> **INSTRUCTIONS TO FOLLOW**
Tally the lines in these records that hold the string "посягающие", and reply with the number alone.
■ ■ ■ ■ ■
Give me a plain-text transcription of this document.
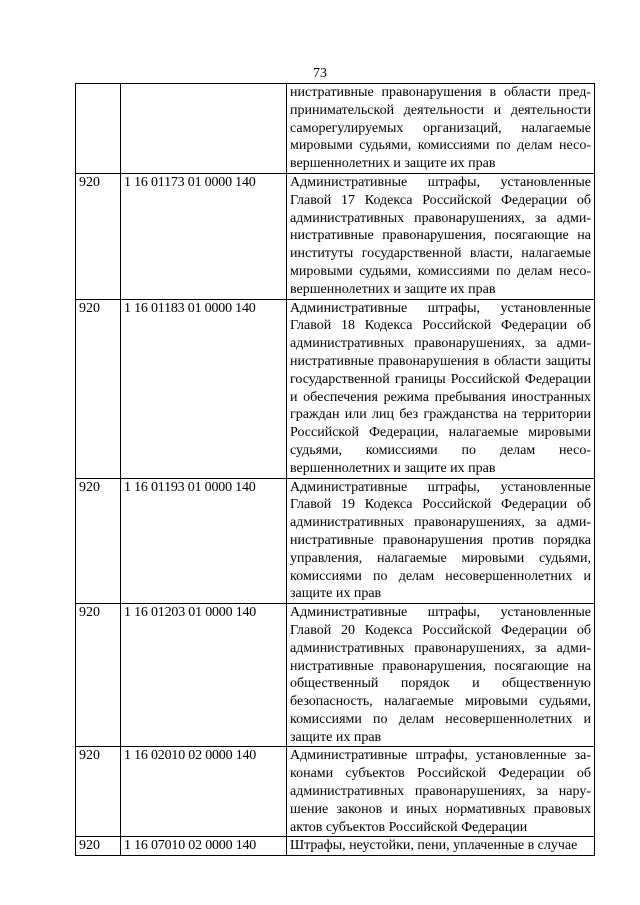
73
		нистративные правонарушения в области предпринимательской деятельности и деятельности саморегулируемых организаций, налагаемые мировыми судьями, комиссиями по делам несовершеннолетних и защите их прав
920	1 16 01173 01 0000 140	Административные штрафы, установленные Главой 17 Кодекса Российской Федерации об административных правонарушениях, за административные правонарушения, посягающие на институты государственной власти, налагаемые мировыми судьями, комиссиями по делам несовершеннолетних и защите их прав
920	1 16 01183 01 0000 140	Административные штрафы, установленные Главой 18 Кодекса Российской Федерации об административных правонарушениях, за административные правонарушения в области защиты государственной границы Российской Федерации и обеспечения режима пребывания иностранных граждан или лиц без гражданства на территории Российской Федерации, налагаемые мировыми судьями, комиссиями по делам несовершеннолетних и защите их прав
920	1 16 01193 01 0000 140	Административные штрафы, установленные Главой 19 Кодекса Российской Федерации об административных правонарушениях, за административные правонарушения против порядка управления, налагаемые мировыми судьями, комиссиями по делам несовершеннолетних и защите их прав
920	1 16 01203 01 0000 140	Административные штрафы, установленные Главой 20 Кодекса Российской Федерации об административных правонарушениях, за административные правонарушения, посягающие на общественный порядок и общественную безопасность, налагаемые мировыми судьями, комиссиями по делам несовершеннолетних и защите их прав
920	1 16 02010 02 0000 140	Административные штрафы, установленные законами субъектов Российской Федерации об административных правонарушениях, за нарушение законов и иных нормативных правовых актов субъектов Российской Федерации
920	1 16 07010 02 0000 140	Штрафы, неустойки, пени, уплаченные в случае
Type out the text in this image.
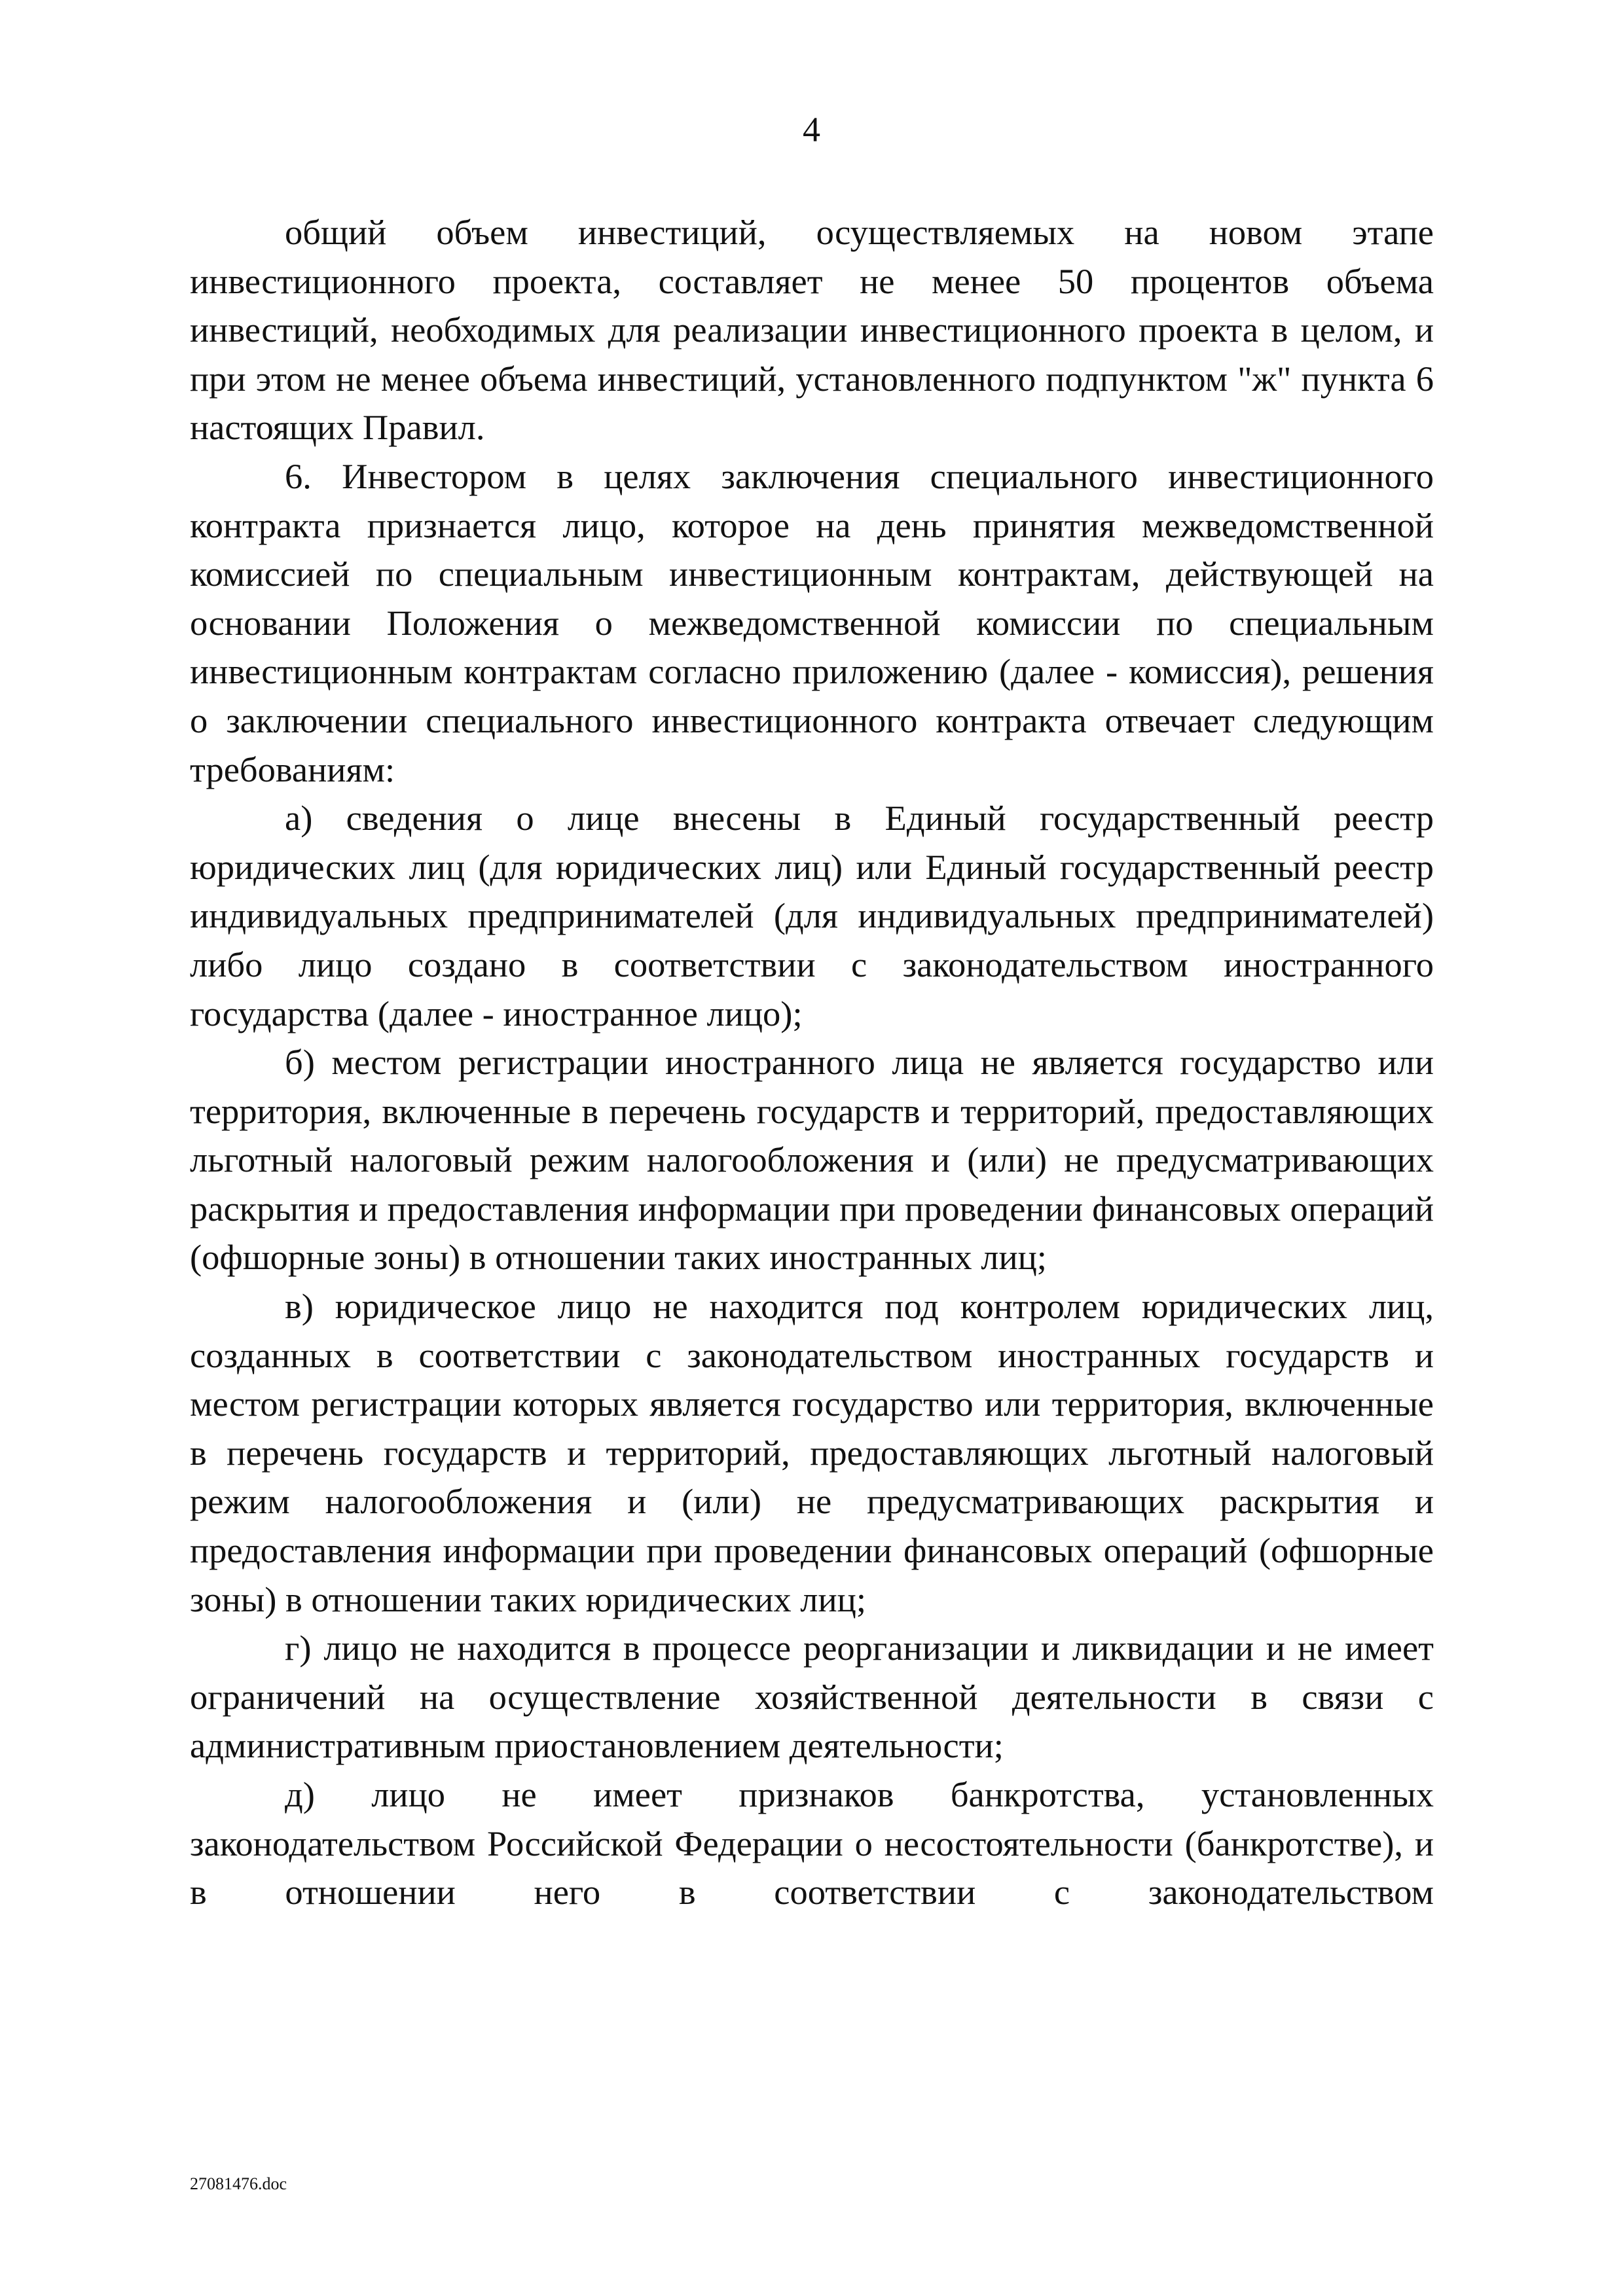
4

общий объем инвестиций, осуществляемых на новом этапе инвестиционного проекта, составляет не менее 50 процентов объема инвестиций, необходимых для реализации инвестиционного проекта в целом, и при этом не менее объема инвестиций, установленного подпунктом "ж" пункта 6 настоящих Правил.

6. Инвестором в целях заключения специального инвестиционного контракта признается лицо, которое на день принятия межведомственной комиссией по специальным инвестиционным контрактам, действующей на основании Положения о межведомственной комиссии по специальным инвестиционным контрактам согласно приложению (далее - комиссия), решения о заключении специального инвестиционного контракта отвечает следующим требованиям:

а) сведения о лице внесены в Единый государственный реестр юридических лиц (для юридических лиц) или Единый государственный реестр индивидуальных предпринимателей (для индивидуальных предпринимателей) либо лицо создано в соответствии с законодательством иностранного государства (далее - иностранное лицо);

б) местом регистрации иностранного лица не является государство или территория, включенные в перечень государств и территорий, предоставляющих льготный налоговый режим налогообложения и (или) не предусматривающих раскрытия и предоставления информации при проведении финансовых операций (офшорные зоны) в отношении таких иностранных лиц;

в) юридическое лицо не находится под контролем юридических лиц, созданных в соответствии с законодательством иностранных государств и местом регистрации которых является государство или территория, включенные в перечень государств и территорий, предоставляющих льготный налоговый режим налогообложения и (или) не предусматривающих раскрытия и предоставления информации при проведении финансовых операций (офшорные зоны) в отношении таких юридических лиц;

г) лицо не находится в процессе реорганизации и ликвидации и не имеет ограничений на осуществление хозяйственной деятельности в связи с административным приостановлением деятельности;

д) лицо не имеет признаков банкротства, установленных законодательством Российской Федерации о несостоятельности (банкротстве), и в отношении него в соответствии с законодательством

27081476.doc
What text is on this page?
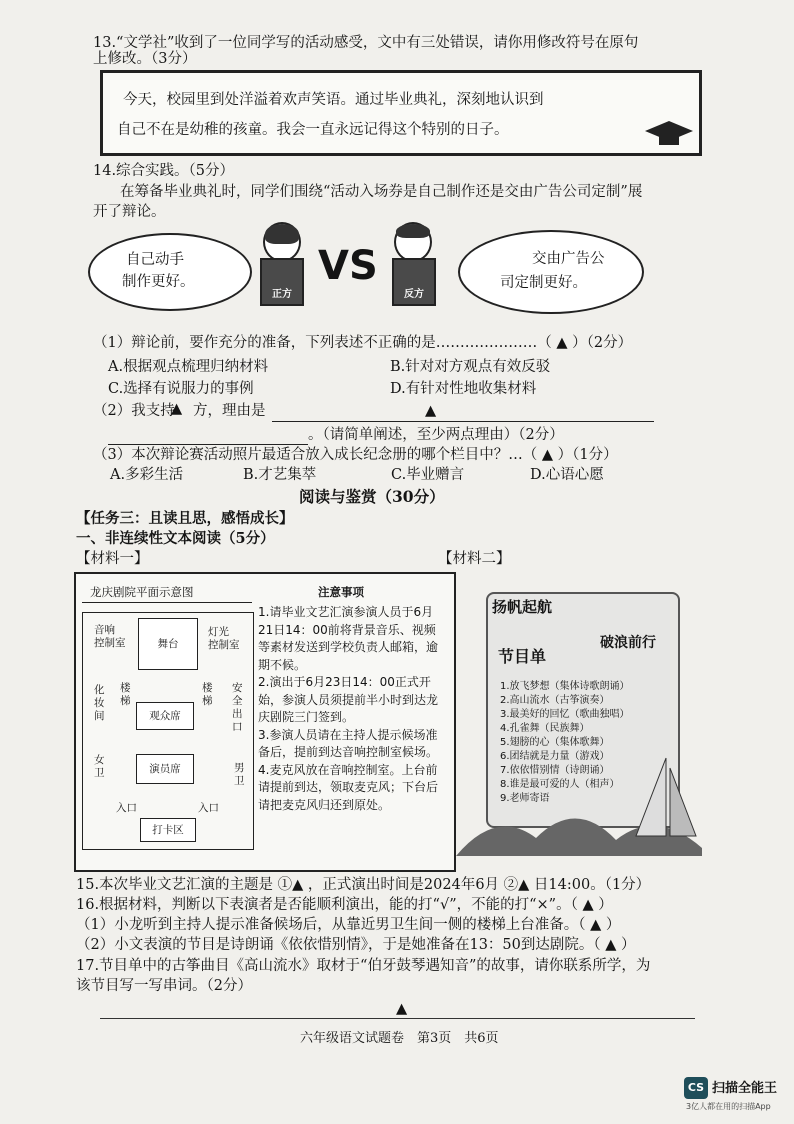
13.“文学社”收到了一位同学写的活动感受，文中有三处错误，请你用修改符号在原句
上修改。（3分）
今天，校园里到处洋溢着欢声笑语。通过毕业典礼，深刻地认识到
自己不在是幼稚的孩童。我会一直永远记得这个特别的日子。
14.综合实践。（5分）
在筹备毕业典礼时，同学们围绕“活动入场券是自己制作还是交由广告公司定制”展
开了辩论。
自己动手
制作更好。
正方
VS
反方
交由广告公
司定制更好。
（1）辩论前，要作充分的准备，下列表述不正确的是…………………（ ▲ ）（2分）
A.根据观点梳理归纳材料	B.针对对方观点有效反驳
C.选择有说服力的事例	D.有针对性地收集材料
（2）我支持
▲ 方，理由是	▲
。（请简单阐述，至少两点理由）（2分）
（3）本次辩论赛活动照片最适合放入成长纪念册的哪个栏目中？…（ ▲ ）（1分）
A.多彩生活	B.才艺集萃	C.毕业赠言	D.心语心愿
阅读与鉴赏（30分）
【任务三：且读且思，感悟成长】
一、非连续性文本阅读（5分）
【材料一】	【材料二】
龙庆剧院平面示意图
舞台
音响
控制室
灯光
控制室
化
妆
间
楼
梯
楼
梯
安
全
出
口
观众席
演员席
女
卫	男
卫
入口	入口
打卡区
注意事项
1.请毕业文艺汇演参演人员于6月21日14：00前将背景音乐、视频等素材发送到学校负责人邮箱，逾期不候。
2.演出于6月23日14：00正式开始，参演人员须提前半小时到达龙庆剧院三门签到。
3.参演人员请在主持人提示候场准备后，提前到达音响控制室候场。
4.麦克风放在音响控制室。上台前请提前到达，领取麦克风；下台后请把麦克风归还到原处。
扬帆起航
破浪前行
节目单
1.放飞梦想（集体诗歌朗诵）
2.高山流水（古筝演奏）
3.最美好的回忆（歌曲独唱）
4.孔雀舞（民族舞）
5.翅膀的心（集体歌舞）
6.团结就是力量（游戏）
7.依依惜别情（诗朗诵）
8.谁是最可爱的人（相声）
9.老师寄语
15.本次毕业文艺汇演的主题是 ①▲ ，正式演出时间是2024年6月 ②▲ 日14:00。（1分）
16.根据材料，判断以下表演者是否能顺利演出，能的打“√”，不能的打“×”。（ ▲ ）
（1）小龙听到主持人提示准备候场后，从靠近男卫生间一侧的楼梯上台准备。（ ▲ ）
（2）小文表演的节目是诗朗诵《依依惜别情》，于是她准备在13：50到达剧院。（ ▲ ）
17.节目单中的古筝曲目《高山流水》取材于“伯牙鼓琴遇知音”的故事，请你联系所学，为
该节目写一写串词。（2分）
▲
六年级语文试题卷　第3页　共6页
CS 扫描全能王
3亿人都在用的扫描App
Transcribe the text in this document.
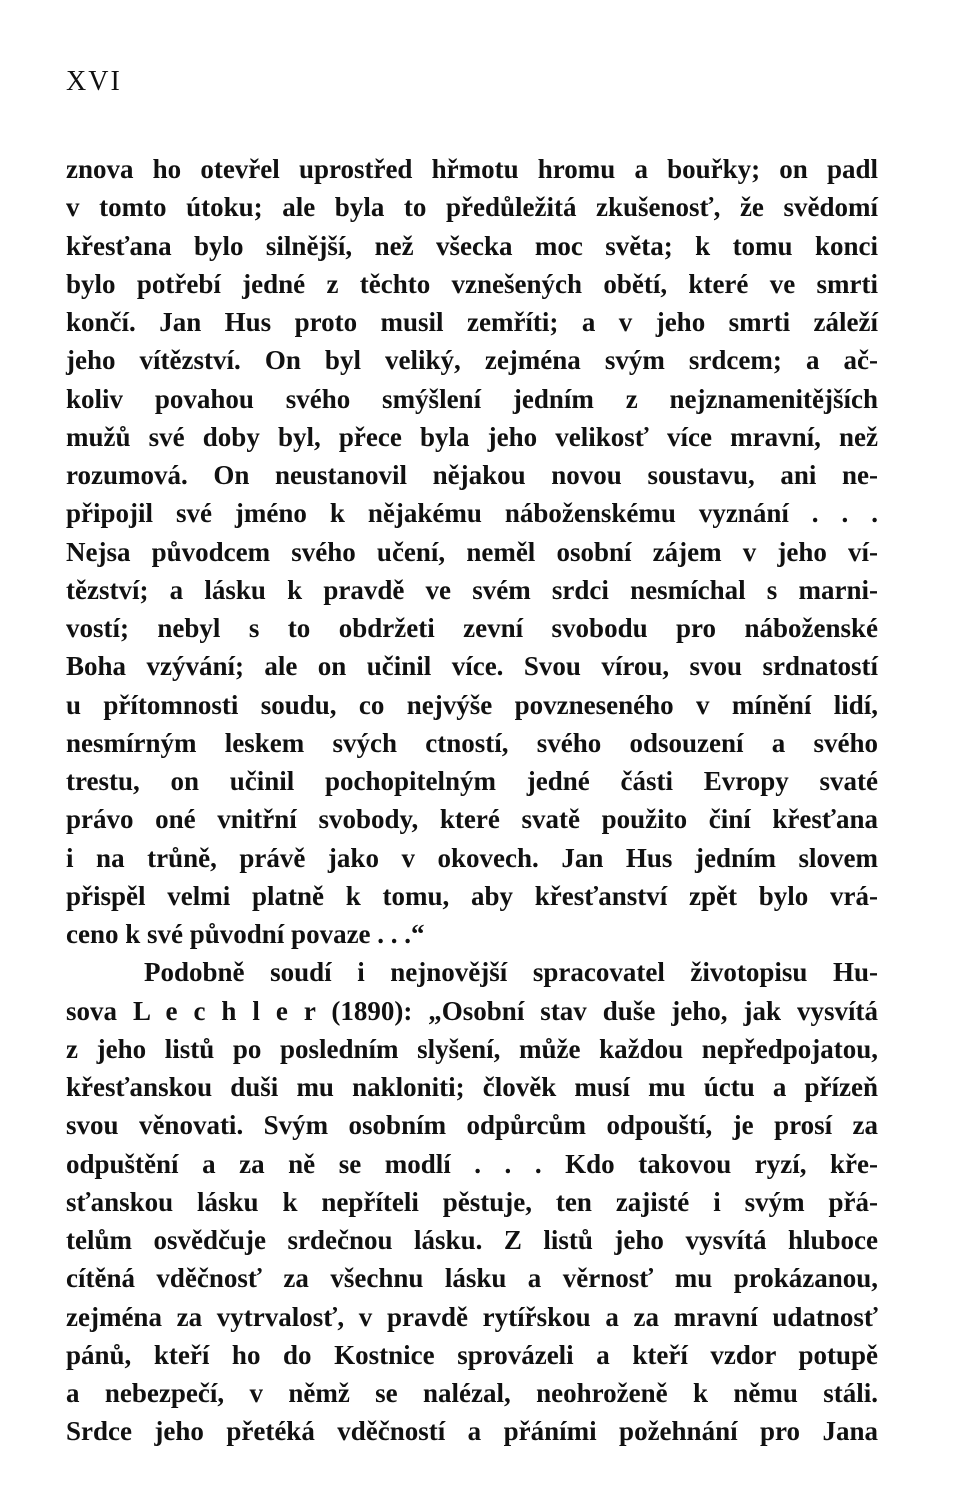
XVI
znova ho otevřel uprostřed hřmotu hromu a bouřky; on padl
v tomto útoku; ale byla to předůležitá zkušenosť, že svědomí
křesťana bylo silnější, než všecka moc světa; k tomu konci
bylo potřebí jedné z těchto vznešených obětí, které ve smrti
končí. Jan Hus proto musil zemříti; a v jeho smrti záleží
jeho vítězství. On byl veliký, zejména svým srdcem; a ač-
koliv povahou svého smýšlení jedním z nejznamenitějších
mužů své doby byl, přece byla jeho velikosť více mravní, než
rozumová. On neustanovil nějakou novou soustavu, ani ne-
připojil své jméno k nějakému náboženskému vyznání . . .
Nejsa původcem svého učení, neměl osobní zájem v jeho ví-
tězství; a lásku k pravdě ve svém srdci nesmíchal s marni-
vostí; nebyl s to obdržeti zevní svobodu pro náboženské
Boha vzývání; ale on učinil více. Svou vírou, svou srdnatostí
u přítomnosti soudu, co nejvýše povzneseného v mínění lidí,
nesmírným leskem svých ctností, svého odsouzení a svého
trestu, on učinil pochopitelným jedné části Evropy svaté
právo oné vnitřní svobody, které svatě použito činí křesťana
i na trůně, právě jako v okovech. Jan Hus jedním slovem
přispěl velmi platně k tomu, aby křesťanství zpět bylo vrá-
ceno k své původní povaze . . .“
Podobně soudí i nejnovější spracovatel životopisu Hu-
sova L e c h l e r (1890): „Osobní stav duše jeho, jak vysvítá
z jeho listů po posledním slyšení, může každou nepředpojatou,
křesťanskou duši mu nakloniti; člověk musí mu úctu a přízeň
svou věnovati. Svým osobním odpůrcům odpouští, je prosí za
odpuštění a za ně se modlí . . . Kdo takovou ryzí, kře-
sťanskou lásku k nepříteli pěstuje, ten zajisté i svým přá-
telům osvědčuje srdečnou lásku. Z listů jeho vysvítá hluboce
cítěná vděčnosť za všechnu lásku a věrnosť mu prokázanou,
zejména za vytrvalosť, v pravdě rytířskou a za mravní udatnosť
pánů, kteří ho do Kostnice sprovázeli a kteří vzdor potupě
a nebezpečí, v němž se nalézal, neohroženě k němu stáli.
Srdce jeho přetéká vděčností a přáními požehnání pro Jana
■ ■ ■ ■ ■
> **EXPECTED ANSWER**
2